### RAW RECORDS
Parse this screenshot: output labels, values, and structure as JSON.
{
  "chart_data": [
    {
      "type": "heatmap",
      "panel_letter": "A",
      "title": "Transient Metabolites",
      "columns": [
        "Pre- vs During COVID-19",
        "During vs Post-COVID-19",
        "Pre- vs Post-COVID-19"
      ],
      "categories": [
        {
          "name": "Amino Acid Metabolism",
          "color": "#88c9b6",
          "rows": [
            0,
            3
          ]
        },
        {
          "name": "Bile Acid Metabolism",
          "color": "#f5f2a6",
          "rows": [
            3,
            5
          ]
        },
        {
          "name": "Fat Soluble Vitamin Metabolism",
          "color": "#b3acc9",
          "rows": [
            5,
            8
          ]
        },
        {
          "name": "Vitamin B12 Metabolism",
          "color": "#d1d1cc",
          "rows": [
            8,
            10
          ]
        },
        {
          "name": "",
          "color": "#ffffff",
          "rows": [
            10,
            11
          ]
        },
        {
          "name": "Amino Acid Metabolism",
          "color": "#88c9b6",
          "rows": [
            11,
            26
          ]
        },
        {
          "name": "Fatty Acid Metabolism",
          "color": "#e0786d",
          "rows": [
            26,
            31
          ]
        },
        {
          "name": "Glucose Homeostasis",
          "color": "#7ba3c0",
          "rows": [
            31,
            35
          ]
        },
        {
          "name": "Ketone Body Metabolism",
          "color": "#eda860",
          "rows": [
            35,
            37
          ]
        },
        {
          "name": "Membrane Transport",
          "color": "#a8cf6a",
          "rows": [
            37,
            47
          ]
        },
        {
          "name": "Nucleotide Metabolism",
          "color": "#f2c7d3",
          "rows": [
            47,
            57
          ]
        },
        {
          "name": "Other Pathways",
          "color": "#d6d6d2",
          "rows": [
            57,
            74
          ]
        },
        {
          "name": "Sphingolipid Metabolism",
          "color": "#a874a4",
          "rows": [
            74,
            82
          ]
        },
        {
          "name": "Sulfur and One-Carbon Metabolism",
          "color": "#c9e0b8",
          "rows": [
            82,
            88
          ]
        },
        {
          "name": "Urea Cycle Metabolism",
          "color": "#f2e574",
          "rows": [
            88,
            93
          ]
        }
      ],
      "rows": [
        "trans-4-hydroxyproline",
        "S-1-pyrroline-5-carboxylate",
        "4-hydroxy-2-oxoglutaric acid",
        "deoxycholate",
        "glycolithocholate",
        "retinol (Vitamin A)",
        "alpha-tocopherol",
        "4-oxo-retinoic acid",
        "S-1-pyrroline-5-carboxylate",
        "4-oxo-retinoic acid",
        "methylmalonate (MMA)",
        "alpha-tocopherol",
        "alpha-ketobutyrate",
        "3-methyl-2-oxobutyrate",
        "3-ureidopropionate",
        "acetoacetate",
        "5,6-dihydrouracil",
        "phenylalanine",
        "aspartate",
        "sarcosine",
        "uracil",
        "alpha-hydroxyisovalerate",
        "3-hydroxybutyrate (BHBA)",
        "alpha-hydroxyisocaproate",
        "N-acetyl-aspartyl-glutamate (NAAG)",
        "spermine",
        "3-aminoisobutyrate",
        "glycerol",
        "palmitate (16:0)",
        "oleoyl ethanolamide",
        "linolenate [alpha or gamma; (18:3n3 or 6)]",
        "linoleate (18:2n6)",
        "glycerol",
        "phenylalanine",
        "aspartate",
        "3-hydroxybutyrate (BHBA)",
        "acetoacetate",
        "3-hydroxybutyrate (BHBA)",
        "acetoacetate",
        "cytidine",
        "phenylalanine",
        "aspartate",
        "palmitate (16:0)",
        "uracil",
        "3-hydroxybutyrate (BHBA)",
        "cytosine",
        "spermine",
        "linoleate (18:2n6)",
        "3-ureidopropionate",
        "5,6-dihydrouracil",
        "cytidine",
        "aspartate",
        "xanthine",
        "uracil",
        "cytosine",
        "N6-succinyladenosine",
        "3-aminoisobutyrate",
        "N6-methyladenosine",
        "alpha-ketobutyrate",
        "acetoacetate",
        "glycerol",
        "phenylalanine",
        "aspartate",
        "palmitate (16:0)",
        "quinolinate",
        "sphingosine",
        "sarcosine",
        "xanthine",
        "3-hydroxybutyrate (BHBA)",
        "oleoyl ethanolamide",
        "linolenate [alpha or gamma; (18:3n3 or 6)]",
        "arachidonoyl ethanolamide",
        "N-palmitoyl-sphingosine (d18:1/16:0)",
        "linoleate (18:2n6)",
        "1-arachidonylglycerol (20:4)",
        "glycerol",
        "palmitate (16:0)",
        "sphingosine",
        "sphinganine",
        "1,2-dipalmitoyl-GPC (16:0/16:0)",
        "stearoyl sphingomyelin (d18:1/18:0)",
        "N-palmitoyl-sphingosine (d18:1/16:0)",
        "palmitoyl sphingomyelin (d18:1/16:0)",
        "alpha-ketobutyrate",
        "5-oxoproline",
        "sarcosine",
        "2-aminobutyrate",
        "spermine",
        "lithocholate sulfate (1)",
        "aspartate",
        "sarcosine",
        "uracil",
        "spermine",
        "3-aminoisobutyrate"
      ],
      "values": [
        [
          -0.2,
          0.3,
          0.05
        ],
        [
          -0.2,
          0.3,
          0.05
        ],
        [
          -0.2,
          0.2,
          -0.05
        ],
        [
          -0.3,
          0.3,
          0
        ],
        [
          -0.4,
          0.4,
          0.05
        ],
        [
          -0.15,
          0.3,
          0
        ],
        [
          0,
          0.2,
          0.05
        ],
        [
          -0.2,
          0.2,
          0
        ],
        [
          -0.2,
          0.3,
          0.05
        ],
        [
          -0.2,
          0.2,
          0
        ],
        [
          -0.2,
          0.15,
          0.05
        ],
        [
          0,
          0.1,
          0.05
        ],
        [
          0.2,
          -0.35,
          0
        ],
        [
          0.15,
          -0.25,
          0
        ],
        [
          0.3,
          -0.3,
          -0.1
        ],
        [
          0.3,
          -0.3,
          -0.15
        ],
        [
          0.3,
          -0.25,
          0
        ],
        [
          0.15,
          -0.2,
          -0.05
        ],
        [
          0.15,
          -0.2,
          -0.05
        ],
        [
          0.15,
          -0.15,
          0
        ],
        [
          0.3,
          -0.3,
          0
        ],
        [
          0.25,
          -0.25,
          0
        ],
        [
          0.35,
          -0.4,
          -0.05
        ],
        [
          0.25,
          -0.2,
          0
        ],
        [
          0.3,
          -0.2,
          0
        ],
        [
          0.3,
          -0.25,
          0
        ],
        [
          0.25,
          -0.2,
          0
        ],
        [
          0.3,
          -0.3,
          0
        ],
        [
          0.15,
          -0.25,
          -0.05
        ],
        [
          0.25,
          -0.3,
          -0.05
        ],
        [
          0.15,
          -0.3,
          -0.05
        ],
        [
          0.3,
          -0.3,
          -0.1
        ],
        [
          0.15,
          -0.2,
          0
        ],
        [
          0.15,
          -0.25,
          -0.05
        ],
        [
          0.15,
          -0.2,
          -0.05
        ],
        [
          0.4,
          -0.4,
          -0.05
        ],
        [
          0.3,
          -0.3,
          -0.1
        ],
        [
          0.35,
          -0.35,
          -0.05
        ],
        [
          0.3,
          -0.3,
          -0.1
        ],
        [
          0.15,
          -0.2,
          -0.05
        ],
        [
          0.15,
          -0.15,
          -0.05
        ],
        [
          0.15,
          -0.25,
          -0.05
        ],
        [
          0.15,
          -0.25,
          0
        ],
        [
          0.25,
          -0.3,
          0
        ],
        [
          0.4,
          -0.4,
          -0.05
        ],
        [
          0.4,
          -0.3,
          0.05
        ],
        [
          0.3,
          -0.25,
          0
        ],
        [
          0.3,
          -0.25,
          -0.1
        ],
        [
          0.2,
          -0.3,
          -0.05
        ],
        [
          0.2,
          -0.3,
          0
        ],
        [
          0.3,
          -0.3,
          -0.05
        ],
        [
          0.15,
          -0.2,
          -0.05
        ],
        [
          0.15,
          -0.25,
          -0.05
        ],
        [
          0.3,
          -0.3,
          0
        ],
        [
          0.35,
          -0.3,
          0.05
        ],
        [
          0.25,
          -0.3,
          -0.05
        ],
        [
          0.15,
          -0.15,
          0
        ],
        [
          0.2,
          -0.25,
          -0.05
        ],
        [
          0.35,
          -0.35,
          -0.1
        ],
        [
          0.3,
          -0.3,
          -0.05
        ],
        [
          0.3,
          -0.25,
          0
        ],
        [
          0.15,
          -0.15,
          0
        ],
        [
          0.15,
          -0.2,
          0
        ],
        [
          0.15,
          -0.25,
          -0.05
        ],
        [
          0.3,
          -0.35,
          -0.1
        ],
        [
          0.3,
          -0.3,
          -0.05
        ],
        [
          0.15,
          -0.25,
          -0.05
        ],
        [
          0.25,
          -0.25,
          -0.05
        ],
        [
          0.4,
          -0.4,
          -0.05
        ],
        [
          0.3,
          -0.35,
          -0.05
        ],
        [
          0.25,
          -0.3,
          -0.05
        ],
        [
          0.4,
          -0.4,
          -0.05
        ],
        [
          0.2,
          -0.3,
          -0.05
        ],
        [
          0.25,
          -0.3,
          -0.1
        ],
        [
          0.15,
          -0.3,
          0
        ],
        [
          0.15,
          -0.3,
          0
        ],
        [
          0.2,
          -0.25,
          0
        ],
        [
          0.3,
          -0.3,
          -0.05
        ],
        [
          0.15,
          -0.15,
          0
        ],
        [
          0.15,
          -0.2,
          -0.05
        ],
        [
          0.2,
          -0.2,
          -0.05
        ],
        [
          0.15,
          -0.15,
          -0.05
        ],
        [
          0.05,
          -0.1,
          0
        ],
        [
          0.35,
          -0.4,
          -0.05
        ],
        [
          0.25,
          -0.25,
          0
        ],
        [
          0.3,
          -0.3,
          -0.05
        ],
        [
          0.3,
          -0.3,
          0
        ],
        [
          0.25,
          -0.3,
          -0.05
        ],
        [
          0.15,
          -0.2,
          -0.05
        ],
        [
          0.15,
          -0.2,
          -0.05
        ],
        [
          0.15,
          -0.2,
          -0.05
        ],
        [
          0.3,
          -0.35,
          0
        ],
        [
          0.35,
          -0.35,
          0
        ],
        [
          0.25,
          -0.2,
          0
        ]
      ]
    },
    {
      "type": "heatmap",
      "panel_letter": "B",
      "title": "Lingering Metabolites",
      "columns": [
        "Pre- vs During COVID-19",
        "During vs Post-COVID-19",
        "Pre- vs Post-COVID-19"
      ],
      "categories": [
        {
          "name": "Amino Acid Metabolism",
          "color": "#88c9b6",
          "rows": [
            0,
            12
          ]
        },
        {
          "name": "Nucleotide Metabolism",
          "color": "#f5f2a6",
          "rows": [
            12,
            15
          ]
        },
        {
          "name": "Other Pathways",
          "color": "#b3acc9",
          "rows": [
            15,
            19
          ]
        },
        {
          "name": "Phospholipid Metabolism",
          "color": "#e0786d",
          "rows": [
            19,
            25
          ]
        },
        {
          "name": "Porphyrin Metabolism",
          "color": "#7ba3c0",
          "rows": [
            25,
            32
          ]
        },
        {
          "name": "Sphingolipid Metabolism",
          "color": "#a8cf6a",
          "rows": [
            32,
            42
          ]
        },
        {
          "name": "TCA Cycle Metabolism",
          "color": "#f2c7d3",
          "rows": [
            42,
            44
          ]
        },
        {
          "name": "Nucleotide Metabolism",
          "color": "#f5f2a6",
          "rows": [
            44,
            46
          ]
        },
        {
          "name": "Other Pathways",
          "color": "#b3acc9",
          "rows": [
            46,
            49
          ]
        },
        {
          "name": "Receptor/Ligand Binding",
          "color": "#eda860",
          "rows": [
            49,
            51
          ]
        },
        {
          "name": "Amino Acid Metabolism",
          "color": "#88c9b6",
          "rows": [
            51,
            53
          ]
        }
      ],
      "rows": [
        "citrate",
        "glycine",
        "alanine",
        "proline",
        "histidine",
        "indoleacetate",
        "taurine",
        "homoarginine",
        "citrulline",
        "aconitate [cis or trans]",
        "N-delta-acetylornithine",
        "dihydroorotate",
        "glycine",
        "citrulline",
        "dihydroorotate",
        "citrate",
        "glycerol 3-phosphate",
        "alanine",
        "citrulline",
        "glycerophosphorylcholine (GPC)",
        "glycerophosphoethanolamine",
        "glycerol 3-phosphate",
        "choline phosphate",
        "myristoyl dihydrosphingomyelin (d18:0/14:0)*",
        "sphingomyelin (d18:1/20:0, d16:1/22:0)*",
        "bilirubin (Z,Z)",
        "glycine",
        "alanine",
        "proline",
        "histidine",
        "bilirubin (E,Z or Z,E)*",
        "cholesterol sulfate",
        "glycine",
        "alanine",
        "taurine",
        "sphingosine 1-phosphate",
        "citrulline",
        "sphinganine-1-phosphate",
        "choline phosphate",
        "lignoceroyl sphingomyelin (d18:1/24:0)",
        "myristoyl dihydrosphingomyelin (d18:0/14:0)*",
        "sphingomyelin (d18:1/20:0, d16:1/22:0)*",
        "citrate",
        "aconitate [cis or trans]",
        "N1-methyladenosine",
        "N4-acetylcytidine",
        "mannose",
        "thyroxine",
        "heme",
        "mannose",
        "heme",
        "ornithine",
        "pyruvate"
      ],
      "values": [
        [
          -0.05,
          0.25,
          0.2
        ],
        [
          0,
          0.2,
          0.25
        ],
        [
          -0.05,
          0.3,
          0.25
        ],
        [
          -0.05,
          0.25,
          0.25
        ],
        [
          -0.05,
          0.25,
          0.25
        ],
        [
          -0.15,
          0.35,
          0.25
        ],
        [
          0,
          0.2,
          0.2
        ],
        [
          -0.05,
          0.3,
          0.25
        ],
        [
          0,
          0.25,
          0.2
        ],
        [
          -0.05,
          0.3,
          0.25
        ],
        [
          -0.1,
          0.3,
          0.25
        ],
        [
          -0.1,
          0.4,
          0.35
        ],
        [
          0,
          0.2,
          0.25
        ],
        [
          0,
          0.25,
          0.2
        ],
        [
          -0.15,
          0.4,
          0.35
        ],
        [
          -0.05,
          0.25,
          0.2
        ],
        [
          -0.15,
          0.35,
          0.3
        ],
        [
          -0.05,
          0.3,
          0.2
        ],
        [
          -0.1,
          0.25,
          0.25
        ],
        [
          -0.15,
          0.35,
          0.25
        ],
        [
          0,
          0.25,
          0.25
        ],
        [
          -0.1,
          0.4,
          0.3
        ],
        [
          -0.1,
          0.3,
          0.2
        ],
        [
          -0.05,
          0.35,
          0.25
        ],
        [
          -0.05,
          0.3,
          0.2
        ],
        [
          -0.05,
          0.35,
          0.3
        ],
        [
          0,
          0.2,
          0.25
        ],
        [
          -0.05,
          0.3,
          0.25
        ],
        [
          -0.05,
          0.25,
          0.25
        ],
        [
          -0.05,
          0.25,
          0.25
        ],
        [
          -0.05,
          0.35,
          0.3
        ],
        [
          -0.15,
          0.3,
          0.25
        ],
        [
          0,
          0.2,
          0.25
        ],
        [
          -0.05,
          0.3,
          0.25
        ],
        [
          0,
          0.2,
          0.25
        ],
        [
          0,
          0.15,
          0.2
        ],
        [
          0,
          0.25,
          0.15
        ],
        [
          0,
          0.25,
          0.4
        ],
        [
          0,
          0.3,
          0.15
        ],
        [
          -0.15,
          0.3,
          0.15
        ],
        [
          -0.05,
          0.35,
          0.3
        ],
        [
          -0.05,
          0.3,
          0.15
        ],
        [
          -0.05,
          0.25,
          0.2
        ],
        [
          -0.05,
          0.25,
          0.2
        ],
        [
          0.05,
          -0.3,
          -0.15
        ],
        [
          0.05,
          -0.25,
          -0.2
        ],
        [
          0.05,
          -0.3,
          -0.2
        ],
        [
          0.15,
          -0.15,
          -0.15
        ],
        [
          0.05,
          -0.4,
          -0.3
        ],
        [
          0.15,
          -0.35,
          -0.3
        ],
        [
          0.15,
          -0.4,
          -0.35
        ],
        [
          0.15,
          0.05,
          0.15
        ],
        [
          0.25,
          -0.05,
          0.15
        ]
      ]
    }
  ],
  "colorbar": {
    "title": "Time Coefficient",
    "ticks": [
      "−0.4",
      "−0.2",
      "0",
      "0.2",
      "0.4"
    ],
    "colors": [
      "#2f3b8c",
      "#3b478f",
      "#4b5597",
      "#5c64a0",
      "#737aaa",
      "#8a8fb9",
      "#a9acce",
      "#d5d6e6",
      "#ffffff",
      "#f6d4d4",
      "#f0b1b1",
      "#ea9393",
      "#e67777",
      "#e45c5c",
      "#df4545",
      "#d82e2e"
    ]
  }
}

### STATED PROBLEM
Extract all lines that hold the word "Vitamin".

### TASK RESPONSE
          "name": "Fat Soluble Vitamin Metabolism",
          "name": "Vitamin B12 Metabolism",
        "retinol (Vitamin A)",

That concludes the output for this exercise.